▶ [JOB]:
Produce the listing below again, exactly as shown.

[Collection entries]
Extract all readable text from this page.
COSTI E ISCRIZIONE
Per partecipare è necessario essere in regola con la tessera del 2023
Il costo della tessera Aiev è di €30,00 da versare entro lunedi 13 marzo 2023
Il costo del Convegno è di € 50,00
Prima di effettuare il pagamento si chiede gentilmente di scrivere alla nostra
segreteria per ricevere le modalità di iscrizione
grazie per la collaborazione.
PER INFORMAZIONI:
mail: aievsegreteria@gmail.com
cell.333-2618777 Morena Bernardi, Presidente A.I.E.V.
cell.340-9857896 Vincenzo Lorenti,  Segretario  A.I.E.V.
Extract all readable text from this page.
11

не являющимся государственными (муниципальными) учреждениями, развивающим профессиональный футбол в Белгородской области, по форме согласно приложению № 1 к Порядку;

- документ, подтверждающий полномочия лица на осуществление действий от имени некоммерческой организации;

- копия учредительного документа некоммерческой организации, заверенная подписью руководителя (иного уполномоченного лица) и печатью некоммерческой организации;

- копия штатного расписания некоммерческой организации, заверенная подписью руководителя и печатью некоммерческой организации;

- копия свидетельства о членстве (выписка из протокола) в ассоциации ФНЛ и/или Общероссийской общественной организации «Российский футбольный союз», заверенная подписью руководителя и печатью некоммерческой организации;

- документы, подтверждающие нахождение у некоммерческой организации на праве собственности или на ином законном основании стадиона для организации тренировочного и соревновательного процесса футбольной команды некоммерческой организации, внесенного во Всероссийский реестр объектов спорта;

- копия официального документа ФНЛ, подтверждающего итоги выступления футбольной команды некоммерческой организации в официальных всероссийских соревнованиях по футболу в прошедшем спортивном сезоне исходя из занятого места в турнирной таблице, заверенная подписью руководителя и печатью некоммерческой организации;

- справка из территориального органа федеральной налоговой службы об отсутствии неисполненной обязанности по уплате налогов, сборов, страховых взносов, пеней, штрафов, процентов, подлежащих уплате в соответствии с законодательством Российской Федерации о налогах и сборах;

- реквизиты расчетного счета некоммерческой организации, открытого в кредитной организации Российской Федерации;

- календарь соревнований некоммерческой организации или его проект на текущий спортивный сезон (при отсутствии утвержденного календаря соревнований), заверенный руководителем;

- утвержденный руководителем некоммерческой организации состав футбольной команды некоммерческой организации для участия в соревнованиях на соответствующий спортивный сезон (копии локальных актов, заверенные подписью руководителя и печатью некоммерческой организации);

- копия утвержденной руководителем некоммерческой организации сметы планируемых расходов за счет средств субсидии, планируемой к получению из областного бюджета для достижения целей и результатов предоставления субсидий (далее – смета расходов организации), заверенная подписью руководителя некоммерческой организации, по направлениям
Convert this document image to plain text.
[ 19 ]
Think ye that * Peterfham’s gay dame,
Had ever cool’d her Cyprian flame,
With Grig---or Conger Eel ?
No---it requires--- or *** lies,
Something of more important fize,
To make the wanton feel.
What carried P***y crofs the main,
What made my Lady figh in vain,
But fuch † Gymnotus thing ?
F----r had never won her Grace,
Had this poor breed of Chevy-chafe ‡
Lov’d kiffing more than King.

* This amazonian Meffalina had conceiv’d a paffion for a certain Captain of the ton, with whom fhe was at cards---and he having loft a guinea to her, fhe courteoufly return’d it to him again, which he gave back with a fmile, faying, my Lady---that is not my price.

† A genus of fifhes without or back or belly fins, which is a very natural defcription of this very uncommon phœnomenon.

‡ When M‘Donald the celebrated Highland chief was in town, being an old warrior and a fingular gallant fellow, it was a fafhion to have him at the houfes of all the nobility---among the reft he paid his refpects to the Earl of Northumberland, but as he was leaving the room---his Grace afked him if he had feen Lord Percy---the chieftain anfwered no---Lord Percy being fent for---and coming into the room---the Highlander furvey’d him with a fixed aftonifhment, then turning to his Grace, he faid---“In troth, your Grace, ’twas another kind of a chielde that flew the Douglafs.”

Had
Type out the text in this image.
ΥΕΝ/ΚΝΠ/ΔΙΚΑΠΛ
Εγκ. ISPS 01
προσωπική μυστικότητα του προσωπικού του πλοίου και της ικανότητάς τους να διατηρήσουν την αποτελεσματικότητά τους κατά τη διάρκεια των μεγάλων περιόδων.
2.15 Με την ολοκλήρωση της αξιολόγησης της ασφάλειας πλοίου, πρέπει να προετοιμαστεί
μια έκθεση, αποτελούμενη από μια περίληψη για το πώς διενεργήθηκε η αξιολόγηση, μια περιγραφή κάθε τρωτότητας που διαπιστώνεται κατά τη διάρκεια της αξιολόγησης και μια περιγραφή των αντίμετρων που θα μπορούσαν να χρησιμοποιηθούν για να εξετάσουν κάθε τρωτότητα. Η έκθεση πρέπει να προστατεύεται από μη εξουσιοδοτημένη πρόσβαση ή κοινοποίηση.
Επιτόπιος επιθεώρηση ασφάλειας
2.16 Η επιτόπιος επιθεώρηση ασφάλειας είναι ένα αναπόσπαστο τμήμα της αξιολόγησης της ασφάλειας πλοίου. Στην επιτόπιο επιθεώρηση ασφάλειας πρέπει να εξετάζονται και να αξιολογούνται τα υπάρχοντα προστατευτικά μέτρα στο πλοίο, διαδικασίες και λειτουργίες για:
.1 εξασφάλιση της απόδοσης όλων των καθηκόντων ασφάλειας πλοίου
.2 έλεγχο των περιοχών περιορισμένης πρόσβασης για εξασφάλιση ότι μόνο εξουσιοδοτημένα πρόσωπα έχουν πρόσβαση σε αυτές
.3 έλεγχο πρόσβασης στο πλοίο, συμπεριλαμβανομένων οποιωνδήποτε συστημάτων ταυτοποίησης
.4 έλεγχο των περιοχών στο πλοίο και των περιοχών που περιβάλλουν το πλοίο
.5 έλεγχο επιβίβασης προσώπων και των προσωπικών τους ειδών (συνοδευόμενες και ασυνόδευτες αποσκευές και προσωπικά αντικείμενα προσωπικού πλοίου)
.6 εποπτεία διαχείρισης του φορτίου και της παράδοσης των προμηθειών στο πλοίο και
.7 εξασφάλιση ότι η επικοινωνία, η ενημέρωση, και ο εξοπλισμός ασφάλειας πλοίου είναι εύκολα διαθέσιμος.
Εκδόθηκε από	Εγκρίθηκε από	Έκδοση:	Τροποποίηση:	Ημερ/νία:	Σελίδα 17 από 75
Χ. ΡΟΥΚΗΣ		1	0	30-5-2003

▶ [RESULT OF THE TASK]:
Extract all readable text from this page.
COSTI E ISCRIZIONE
Per partecipare è necessario essere in regola con la tessera del 2023
Il costo della tessera Aiev è di €30,00 da versare entro lunedi 13 marzo 2023
Il costo del Convegno è di € 50,00
Prima di effettuare il pagamento si chiede gentilmente di scrivere alla nostra
segreteria per ricevere le modalità di iscrizione
grazie per la collaborazione.
PER INFORMAZIONI:
mail: aievsegreteria@gmail.com
cell.333-2618777 Morena Bernardi, Presidente A.I.E.V.
cell.340-9857896 Vincenzo Lorenti,  Segretario  A.I.E.V.
Extract all readable text from this page.
11

не являющимся государственными (муниципальными) учреждениями, развивающим профессиональный футбол в Белгородской области, по форме согласно приложению № 1 к Порядку;

- документ, подтверждающий полномочия лица на осуществление действий от имени некоммерческой организации;

- копия учредительного документа некоммерческой организации, заверенная подписью руководителя (иного уполномоченного лица) и печатью некоммерческой организации;

- копия штатного расписания некоммерческой организации, заверенная подписью руководителя и печатью некоммерческой организации;

- копия свидетельства о членстве (выписка из протокола) в ассоциации ФНЛ и/или Общероссийской общественной организации «Российский футбольный союз», заверенная подписью руководителя и печатью некоммерческой организации;

- документы, подтверждающие нахождение у некоммерческой организации на праве собственности или на ином законном основании стадиона для организации тренировочного и соревновательного процесса футбольной команды некоммерческой организации, внесенного во Всероссийский реестр объектов спорта;

- копия официального документа ФНЛ, подтверждающего итоги выступления футбольной команды некоммерческой организации в официальных всероссийских соревнованиях по футболу в прошедшем спортивном сезоне исходя из занятого места в турнирной таблице, заверенная подписью руководителя и печатью некоммерческой организации;

- справка из территориального органа федеральной налоговой службы об отсутствии неисполненной обязанности по уплате налогов, сборов, страховых взносов, пеней, штрафов, процентов, подлежащих уплате в соответствии с законодательством Российской Федерации о налогах и сборах;

- реквизиты расчетного счета некоммерческой организации, открытого в кредитной организации Российской Федерации;

- календарь соревнований некоммерческой организации или его проект на текущий спортивный сезон (при отсутствии утвержденного календаря соревнований), заверенный руководителем;

- утвержденный руководителем некоммерческой организации состав футбольной команды некоммерческой организации для участия в соревнованиях на соответствующий спортивный сезон (копии локальных актов, заверенные подписью руководителя и печатью некоммерческой организации);

- копия утвержденной руководителем некоммерческой организации сметы планируемых расходов за счет средств субсидии, планируемой к получению из областного бюджета для достижения целей и результатов предоставления субсидий (далее – смета расходов организации), заверенная подписью руководителя некоммерческой организации, по направлениям
Convert this document image to plain text.
[ 19 ]
Think ye that * Peterfham’s gay dame,
Had ever cool’d her Cyprian flame,
With Grig---or Conger Eel ?
No---it requires--- or *** lies,
Something of more important fize,
To make the wanton feel.
What carried P***y crofs the main,
What made my Lady figh in vain,
But fuch † Gymnotus thing ?
F----r had never won her Grace,
Had this poor breed of Chevy-chafe ‡
Lov’d kiffing more than King.

* This amazonian Meffalina had conceiv’d a paffion for a certain Captain of the ton, with whom fhe was at cards---and he having loft a guinea to her, fhe courteoufly return’d it to him again, which he gave back with a fmile, faying, my Lady---that is not my price.

† A genus of fifhes without or back or belly fins, which is a very natural defcription of this very uncommon phœnomenon.

‡ When M‘Donald the celebrated Highland chief was in town, being an old warrior and a fingular gallant fellow, it was a fafhion to have him at the houfes of all the nobility---among the reft he paid his refpects to the Earl of Northumberland, but as he was leaving the room---his Grace afked him if he had feen Lord Percy---the chieftain anfwered no---Lord Percy being fent for---and coming into the room---the Highlander furvey’d him with a fixed aftonifhment, then turning to his Grace, he faid---“In troth, your Grace, ’twas another kind of a chielde that flew the Douglafs.”

Had
Type out the text in this image.
ΥΕΝ/ΚΝΠ/ΔΙΚΑΠΛ
Εγκ. ISPS 01
προσωπική μυστικότητα του προσωπικού του πλοίου και της ικανότητάς τους να διατηρήσουν την αποτελεσματικότητά τους κατά τη διάρκεια των μεγάλων περιόδων.
2.15 Με την ολοκλήρωση της αξιολόγησης της ασφάλειας πλοίου, πρέπει να προετοιμαστεί
μια έκθεση, αποτελούμενη από μια περίληψη για το πώς διενεργήθηκε η αξιολόγηση, μια περιγραφή κάθε τρωτότητας που διαπιστώνεται κατά τη διάρκεια της αξιολόγησης και μια περιγραφή των αντίμετρων που θα μπορούσαν να χρησιμοποιηθούν για να εξετάσουν κάθε τρωτότητα. Η έκθεση πρέπει να προστατεύεται από μη εξουσιοδοτημένη πρόσβαση ή κοινοποίηση.
Επιτόπιος επιθεώρηση ασφάλειας
2.16 Η επιτόπιος επιθεώρηση ασφάλειας είναι ένα αναπόσπαστο τμήμα της αξιολόγησης της ασφάλειας πλοίου. Στην επιτόπιο επιθεώρηση ασφάλειας πρέπει να εξετάζονται και να αξιολογούνται τα υπάρχοντα προστατευτικά μέτρα στο πλοίο, διαδικασίες και λειτουργίες για:
.1 εξασφάλιση της απόδοσης όλων των καθηκόντων ασφάλειας πλοίου
.2 έλεγχο των περιοχών περιορισμένης πρόσβασης για εξασφάλιση ότι μόνο εξουσιοδοτημένα πρόσωπα έχουν πρόσβαση σε αυτές
.3 έλεγχο πρόσβασης στο πλοίο, συμπεριλαμβανομένων οποιωνδήποτε συστημάτων ταυτοποίησης
.4 έλεγχο των περιοχών στο πλοίο και των περιοχών που περιβάλλουν το πλοίο
.5 έλεγχο επιβίβασης προσώπων και των προσωπικών τους ειδών (συνοδευόμενες και ασυνόδευτες αποσκευές και προσωπικά αντικείμενα προσωπικού πλοίου)
.6 εποπτεία διαχείρισης του φορτίου και της παράδοσης των προμηθειών στο πλοίο και
.7 εξασφάλιση ότι η επικοινωνία, η ενημέρωση, και ο εξοπλισμός ασφάλειας πλοίου είναι εύκολα διαθέσιμος.
Εκδόθηκε από	Εγκρίθηκε από	Έκδοση:	Τροποποίηση:	Ημερ/νία:	Σελίδα 17 από 75
Χ. ΡΟΥΚΗΣ		1	0	30-5-2003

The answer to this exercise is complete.